-- INSTRUCTIONS FOR THE TASK --
Take all the material and copy it exactly.

(Dataset items)
--- START ---
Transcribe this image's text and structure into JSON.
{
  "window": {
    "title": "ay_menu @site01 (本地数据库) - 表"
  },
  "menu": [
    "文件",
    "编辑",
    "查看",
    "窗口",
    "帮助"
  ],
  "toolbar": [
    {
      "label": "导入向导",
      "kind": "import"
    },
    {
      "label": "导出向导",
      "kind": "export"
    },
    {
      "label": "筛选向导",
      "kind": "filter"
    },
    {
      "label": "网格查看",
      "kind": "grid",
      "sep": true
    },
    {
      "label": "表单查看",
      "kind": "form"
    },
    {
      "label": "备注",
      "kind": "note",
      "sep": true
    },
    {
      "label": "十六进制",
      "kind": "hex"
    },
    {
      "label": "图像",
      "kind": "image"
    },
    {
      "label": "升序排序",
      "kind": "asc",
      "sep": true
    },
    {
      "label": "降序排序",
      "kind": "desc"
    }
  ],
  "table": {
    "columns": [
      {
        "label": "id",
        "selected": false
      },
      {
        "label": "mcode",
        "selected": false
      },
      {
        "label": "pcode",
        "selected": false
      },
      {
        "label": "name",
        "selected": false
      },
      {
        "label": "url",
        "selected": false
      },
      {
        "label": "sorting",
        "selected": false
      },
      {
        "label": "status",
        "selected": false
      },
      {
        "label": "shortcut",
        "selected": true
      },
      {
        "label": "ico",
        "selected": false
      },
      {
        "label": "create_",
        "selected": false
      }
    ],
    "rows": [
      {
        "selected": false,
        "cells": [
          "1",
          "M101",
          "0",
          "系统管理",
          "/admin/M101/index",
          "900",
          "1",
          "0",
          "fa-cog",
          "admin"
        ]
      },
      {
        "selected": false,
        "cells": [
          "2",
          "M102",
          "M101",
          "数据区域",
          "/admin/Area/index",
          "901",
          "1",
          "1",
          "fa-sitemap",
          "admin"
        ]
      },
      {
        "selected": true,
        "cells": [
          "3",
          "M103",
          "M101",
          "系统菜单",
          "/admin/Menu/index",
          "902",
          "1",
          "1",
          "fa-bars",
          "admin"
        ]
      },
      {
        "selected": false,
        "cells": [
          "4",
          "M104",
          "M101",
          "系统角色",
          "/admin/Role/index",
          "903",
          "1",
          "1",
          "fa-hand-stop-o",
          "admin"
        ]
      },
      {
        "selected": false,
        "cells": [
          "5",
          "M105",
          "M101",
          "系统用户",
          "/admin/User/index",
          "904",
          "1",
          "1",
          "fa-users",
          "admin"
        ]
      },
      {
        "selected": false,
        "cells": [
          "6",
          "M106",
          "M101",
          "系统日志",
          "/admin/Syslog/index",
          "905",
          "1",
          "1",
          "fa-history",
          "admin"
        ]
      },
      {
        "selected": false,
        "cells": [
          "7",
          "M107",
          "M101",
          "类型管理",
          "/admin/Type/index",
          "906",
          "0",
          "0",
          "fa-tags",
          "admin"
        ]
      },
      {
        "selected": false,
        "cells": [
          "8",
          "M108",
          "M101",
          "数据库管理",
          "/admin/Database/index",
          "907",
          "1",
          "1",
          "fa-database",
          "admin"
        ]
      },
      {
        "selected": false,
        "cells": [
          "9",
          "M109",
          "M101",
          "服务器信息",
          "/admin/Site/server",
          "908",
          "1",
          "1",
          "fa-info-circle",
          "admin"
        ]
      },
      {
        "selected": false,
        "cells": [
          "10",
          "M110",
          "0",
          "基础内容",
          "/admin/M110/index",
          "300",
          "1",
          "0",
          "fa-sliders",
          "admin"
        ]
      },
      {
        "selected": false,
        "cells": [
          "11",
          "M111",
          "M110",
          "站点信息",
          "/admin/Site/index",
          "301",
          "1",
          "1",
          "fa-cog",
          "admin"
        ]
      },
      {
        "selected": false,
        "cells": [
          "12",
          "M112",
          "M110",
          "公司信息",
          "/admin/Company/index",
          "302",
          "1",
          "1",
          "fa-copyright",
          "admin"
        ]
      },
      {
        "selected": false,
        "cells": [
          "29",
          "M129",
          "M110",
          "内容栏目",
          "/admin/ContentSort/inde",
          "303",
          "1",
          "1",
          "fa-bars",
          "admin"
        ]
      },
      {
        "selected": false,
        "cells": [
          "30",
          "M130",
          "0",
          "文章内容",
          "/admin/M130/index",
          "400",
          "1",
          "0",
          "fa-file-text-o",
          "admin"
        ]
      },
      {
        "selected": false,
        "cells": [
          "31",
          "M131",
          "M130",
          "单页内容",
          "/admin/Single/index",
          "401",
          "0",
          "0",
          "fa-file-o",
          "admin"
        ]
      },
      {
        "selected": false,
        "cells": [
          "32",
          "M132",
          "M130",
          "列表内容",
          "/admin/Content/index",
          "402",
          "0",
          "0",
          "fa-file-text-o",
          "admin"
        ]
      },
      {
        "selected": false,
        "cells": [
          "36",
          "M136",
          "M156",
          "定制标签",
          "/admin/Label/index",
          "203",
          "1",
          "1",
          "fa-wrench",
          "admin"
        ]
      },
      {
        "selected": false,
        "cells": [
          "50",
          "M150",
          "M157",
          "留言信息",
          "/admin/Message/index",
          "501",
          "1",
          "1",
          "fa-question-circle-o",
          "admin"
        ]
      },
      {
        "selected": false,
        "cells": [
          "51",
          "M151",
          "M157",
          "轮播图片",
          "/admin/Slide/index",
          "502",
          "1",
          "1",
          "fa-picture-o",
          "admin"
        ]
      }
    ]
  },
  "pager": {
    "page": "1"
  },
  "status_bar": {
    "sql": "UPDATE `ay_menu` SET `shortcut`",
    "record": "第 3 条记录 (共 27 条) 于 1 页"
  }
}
--- END ---
-- OUTPUT BELOW --
Transcribe this image's text and structure into JSON.
{
  "window": {
    "title": "ay_menu @site01 (本地数据库) - 表"
  },
  "menu": [
    "文件",
    "编辑",
    "查看",
    "窗口",
    "帮助"
  ],
  "toolbar": [
    {
      "label": "导入向导",
      "kind": "import"
    },
    {
      "label": "导出向导",
      "kind": "export"
    },
    {
      "label": "筛选向导",
      "kind": "filter"
    },
    {
      "label": "网格查看",
      "kind": "grid",
      "sep": true
    },
    {
      "label": "表单查看",
      "kind": "form"
    },
    {
      "label": "备注",
      "kind": "note",
      "sep": true
    },
    {
      "label": "十六进制",
      "kind": "hex"
    },
    {
      "label": "图像",
      "kind": "image"
    },
    {
      "label": "升序排序",
      "kind": "asc",
      "sep": true
    },
    {
      "label": "降序排序",
      "kind": "desc"
    }
  ],
  "table": {
    "columns": [
      {
        "label": "id",
        "selected": false
      },
      {
        "label": "mcode",
        "selected": false
      },
      {
        "label": "pcode",
        "selected": false
      },
      {
        "label": "name",
        "selected": false
      },
      {
        "label": "url",
        "selected": false
      },
      {
        "label": "sorting",
        "selected": false
      },
      {
        "label": "status",
        "selected": false
      },
      {
        "label": "shortcut",
        "selected": true
      },
      {
        "label": "ico",
        "selected": false
      },
      {
        "label": "create_",
        "selected": false
      }
    ],
    "rows": [
      {
        "selected": false,
        "cells": [
          "1",
          "M101",
          "0",
          "系统管理",
          "/admin/M101/index",
          "900",
          "1",
          "0",
          "fa-cog",
          "admin"
        ]
      },
      {
        "selected": false,
        "cells": [
          "2",
          "M102",
          "M101",
          "数据区域",
          "/admin/Area/index",
          "901",
          "1",
          "1",
          "fa-sitemap",
          "admin"
        ]
      },
      {
        "selected": true,
        "cells": [
          "3",
          "M103",
          "M101",
          "系统菜单",
          "/admin/Menu/index",
          "902",
          "1",
          "1",
          "fa-bars",
          "admin"
        ]
      },
      {
        "selected": false,
        "cells": [
          "4",
          "M104",
          "M101",
          "系统角色",
          "/admin/Role/index",
          "903",
          "1",
          "1",
          "fa-hand-stop-o",
          "admin"
        ]
      },
      {
        "selected": false,
        "cells": [
          "5",
          "M105",
          "M101",
          "系统用户",
          "/admin/User/index",
          "904",
          "1",
          "1",
          "fa-users",
          "admin"
        ]
      },
      {
        "selected": false,
        "cells": [
          "6",
          "M106",
          "M101",
          "系统日志",
          "/admin/Syslog/index",
          "905",
          "1",
          "1",
          "fa-history",
          "admin"
        ]
      },
      {
        "selected": false,
        "cells": [
          "7",
          "M107",
          "M101",
          "类型管理",
          "/admin/Type/index",
          "906",
          "0",
          "0",
          "fa-tags",
          "admin"
        ]
      },
      {
        "selected": false,
        "cells": [
          "8",
          "M108",
          "M101",
          "数据库管理",
          "/admin/Database/index",
          "907",
          "1",
          "1",
          "fa-database",
          "admin"
        ]
      },
      {
        "selected": false,
        "cells": [
          "9",
          "M109",
          "M101",
          "服务器信息",
          "/admin/Site/server",
          "908",
          "1",
          "1",
          "fa-info-circle",
          "admin"
        ]
      },
      {
        "selected": false,
        "cells": [
          "10",
          "M110",
          "0",
          "基础内容",
          "/admin/M110/index",
          "300",
          "1",
          "0",
          "fa-sliders",
          "admin"
        ]
      },
      {
        "selected": false,
        "cells": [
          "11",
          "M111",
          "M110",
          "站点信息",
          "/admin/Site/index",
          "301",
          "1",
          "1",
          "fa-cog",
          "admin"
        ]
      },
      {
        "selected": false,
        "cells": [
          "12",
          "M112",
          "M110",
          "公司信息",
          "/admin/Company/index",
          "302",
          "1",
          "1",
          "fa-copyright",
          "admin"
        ]
      },
      {
        "selected": false,
        "cells": [
          "29",
          "M129",
          "M110",
          "内容栏目",
          "/admin/ContentSort/inde",
          "303",
          "1",
          "1",
          "fa-bars",
          "admin"
        ]
      },
      {
        "selected": false,
        "cells": [
          "30",
          "M130",
          "0",
          "文章内容",
          "/admin/M130/index",
          "400",
          "1",
          "0",
          "fa-file-text-o",
          "admin"
        ]
      },
      {
        "selected": false,
        "cells": [
          "31",
          "M131",
          "M130",
          "单页内容",
          "/admin/Single/index",
          "401",
          "0",
          "0",
          "fa-file-o",
          "admin"
        ]
      },
      {
        "selected": false,
        "cells": [
          "32",
          "M132",
          "M130",
          "列表内容",
          "/admin/Content/index",
          "402",
          "0",
          "0",
          "fa-file-text-o",
          "admin"
        ]
      },
      {
        "selected": false,
        "cells": [
          "36",
          "M136",
          "M156",
          "定制标签",
          "/admin/Label/index",
          "203",
          "1",
          "1",
          "fa-wrench",
          "admin"
        ]
      },
      {
        "selected": false,
        "cells": [
          "50",
          "M150",
          "M157",
          "留言信息",
          "/admin/Message/index",
          "501",
          "1",
          "1",
          "fa-question-circle-o",
          "admin"
        ]
      },
      {
        "selected": false,
        "cells": [
          "51",
          "M151",
          "M157",
          "轮播图片",
          "/admin/Slide/index",
          "502",
          "1",
          "1",
          "fa-picture-o",
          "admin"
        ]
      }
    ]
  },
  "pager": {
    "page": "1"
  },
  "status_bar": {
    "sql": "UPDATE `ay_menu` SET `shortcut`",
    "record": "第 3 条记录 (共 27 条) 于 1 页"
  }
}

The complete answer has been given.